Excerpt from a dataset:
+--
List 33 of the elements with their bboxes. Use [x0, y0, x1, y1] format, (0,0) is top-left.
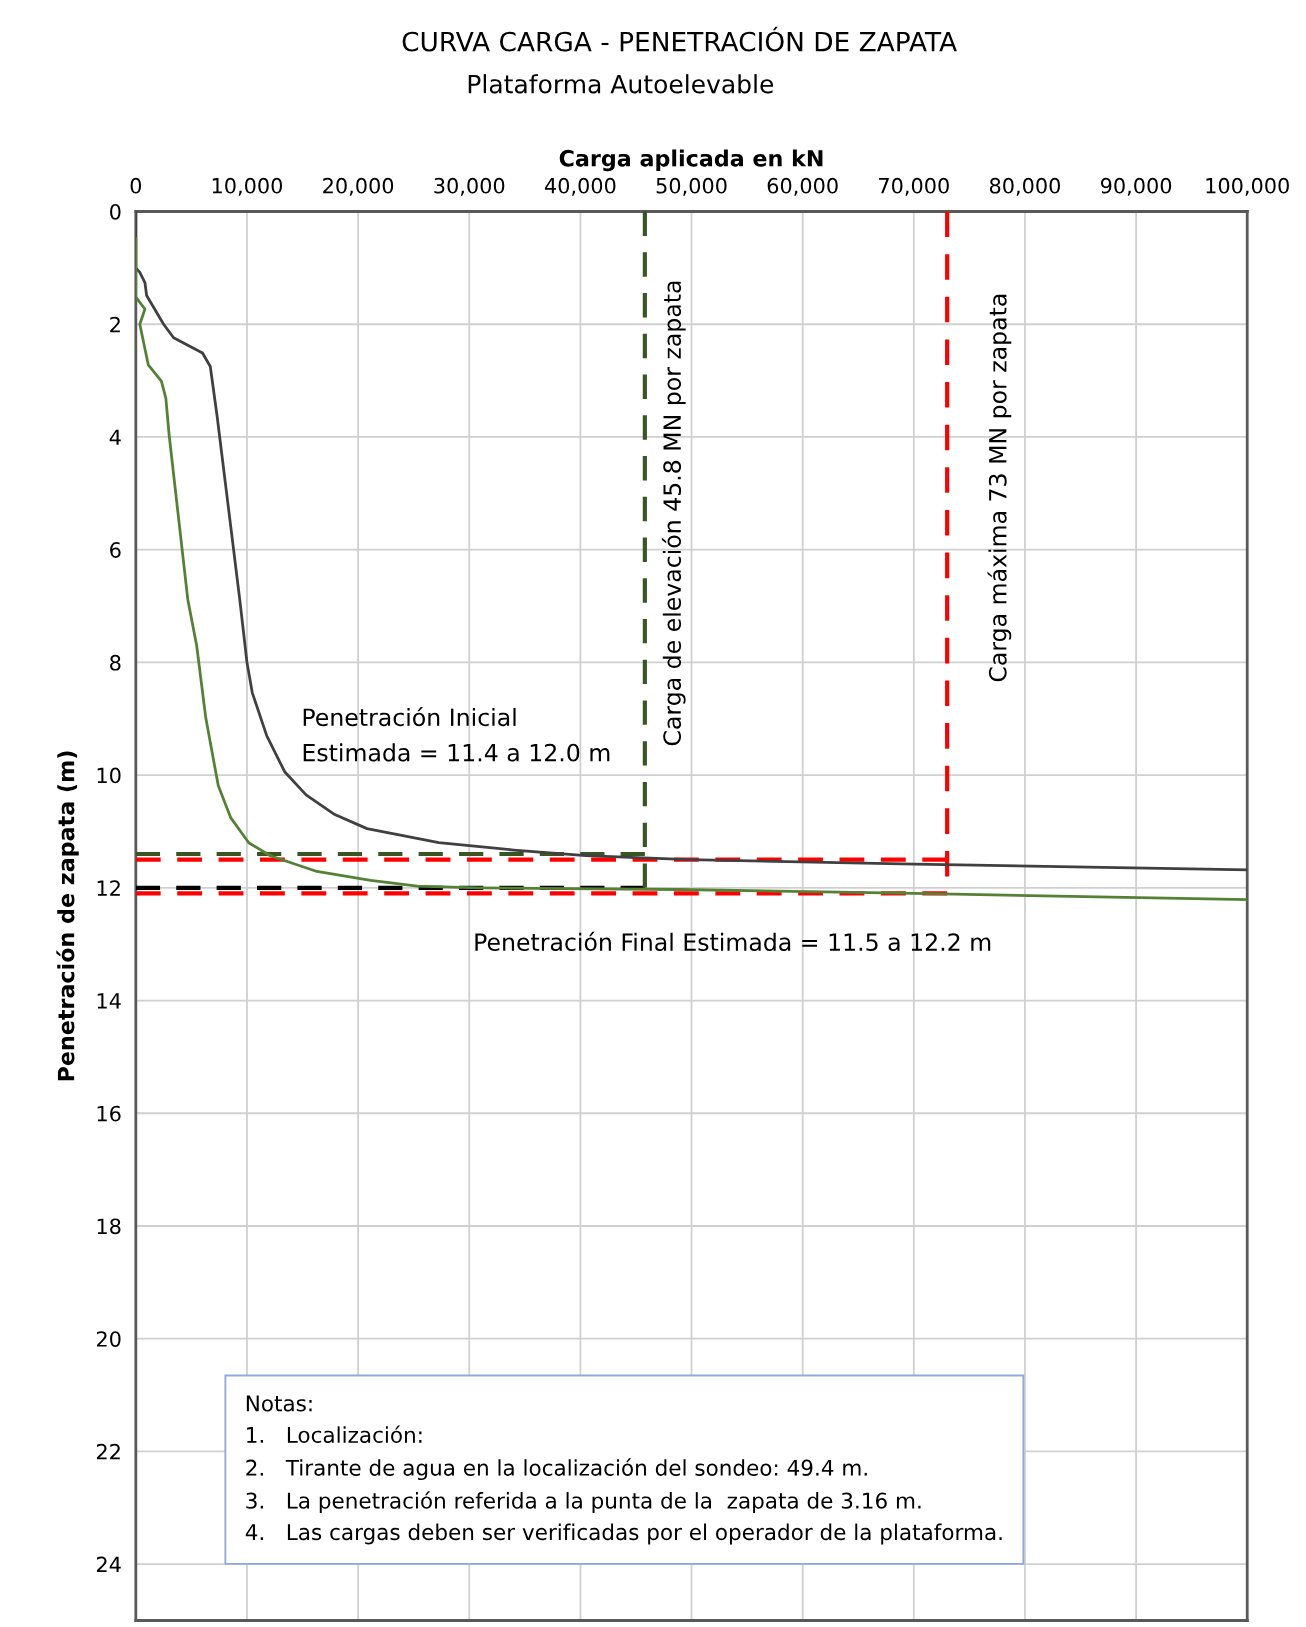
x-tick-label: 40,000	[544, 177, 616, 196]
x-tick-label: 70,000	[879, 177, 949, 196]
chart-title: CURVA CARGA - PENETRACIÓN DE ZAPATA	[402, 26, 957, 52]
y-tick-label: 14	[97, 993, 121, 1009]
x-tick-label: 100,000	[1206, 177, 1289, 196]
x-tick-label: 20,000	[323, 177, 394, 196]
annotation: Penetración Final Estimada = 11.5 a 12.2 m	[475, 931, 991, 952]
y-tick-label: 0	[110, 203, 121, 220]
annotation: Penetración Inicial Estimada = 11.4 a 12.0 m	[303, 706, 610, 762]
y-tick-label: 6	[110, 542, 121, 558]
y-tick-label: 10	[97, 767, 121, 784]
y-tick-label: 4	[109, 429, 121, 445]
x-axis-title: Carga aplicada en kN	[559, 149, 823, 172]
x-tick-label: 30,000	[434, 177, 505, 196]
chart-subtitle: Plataforma Autoelevable	[468, 74, 774, 94]
annotation: Carga máxima 73 MN por zapata	[987, 294, 1012, 682]
y-tick-label: 8	[110, 654, 121, 671]
x-tick-label: 90,000	[1100, 177, 1172, 196]
y-tick-label: 24	[96, 1556, 121, 1573]
y-tick-label: 12	[97, 880, 120, 896]
annotation: Notas: 1. Localización: 2. Tirante de agua en la localización del sondeo: 49.4 m. 3. La penetración referida a la punta de la zapata de 3.16 m. 4. Las cargas deben ser verificadas por el operador de la plataforma.	[245, 1395, 1002, 1545]
y-axis-title: Penetración de zapata (m)	[56, 751, 79, 1081]
x-tick-label: 60,000	[767, 177, 838, 196]
annotation: Carga de elevación 45.8 MN por zapata	[661, 281, 686, 746]
y-tick-label: 22	[96, 1443, 120, 1460]
x-tick-label: 0	[130, 177, 142, 194]
x-tick-label: 80,000	[989, 177, 1061, 196]
x-tick-label: 10,000	[212, 177, 283, 196]
y-tick-label: 2	[110, 316, 120, 333]
y-tick-label: 18	[97, 1218, 121, 1235]
y-tick-label: 20	[96, 1331, 121, 1347]
y-tick-label: 16	[97, 1105, 121, 1122]
x-tick-label: 50,000	[656, 177, 727, 196]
+--
| What to produce |
Please copy every line of the records above word for word, leaving the pictures out of your answer.

| The output |
List 33 of the elements with their bboxes. Use [x0, y0, x1, y1] format, (0,0) is top-left.
x-tick-label: 40,000	[544, 177, 616, 196]
x-tick-label: 70,000	[879, 177, 949, 196]
chart-title: CURVA CARGA - PENETRACIÓN DE ZAPATA	[402, 26, 957, 52]
y-tick-label: 14	[97, 993, 121, 1009]
x-tick-label: 100,000	[1206, 177, 1289, 196]
x-tick-label: 20,000	[323, 177, 394, 196]
annotation: Penetración Final Estimada = 11.5 a 12.2 m	[475, 931, 991, 952]
y-tick-label: 0	[110, 203, 121, 220]
annotation: Penetración Inicial Estimada = 11.4 a 12.0 m	[303, 706, 610, 762]
y-tick-label: 6	[110, 542, 121, 558]
y-tick-label: 10	[97, 767, 121, 784]
y-tick-label: 4	[109, 429, 121, 445]
x-axis-title: Carga aplicada en kN	[559, 149, 823, 172]
x-tick-label: 30,000	[434, 177, 505, 196]
chart-subtitle: Plataforma Autoelevable	[468, 74, 774, 94]
annotation: Carga máxima 73 MN por zapata	[987, 294, 1012, 682]
y-tick-label: 8	[110, 654, 121, 671]
x-tick-label: 90,000	[1100, 177, 1172, 196]
y-tick-label: 24	[96, 1556, 121, 1573]
y-tick-label: 12	[97, 880, 120, 896]
annotation: Notas: 1. Localización: 2. Tirante de agua en la localización del sondeo: 49.4 m. 3. La penetración referida a la punta de la zapata de 3.16 m. 4. Las cargas deben ser verificadas por el operador de la plataforma.	[245, 1395, 1002, 1545]
y-axis-title: Penetración de zapata (m)	[56, 751, 79, 1081]
x-tick-label: 60,000	[767, 177, 838, 196]
annotation: Carga de elevación 45.8 MN por zapata	[661, 281, 686, 746]
y-tick-label: 22	[96, 1443, 120, 1460]
x-tick-label: 0	[130, 177, 142, 194]
x-tick-label: 80,000	[989, 177, 1061, 196]
x-tick-label: 10,000	[212, 177, 283, 196]
y-tick-label: 2	[110, 316, 120, 333]
y-tick-label: 18	[97, 1218, 121, 1235]
y-tick-label: 20	[96, 1331, 121, 1347]
y-tick-label: 16	[97, 1105, 121, 1122]
x-tick-label: 50,000	[656, 177, 727, 196]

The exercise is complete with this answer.